— START OF Records to use —

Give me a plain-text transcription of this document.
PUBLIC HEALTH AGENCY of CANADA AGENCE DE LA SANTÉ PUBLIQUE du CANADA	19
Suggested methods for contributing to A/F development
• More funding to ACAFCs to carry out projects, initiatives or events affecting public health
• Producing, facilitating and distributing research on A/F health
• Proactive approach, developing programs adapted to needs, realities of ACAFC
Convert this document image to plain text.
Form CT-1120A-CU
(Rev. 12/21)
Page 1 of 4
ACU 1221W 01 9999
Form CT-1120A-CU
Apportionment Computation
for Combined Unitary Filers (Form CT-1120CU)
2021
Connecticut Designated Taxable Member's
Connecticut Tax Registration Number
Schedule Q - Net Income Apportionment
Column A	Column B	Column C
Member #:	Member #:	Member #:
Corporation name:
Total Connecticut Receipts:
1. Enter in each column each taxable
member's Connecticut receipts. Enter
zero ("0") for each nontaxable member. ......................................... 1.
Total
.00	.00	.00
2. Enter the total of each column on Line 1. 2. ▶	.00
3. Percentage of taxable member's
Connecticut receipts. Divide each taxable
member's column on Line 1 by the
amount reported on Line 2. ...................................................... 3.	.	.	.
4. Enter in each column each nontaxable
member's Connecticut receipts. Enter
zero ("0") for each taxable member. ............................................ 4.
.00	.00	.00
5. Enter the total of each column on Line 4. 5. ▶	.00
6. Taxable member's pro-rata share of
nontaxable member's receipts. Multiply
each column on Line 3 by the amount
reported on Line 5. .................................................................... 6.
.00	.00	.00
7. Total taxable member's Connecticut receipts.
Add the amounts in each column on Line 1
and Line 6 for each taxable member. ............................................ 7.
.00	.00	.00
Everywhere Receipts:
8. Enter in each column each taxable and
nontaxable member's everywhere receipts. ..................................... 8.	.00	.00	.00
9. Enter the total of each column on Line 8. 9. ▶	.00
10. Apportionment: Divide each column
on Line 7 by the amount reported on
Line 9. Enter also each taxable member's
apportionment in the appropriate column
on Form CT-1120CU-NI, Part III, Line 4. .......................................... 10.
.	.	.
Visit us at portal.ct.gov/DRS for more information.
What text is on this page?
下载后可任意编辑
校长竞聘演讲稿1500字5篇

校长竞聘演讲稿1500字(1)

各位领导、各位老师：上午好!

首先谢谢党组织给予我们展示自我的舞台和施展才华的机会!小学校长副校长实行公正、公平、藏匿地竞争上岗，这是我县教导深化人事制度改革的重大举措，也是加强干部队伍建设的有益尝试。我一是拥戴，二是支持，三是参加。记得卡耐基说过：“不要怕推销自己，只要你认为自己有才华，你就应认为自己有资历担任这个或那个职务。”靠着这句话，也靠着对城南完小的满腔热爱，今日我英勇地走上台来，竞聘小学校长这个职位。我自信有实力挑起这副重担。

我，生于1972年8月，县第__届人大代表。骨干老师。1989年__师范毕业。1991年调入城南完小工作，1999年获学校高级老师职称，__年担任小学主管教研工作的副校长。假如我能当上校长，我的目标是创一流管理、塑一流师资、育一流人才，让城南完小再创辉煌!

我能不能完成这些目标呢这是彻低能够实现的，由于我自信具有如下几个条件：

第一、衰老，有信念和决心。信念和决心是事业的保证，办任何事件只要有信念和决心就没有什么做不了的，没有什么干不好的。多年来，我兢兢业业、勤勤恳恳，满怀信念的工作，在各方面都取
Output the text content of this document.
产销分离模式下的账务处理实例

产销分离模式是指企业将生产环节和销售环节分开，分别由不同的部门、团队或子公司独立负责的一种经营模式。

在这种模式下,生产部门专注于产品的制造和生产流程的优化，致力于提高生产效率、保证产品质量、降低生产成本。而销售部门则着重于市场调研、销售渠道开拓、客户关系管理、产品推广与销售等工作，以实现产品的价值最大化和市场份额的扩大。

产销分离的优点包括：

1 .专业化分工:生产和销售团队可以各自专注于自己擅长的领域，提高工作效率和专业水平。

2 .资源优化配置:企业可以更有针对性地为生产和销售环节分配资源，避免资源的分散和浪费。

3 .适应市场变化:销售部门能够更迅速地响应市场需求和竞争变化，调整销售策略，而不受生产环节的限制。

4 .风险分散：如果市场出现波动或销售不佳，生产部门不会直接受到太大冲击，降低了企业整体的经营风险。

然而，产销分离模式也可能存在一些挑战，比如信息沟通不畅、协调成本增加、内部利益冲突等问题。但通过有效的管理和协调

— END OF Records to use —

• What this task involves: Copy every line of the listing that contains the word "zero".

• The result:
zero ("0") for each nontaxable member. ......................................... 1.
zero ("0") for each taxable member. ............................................ 4.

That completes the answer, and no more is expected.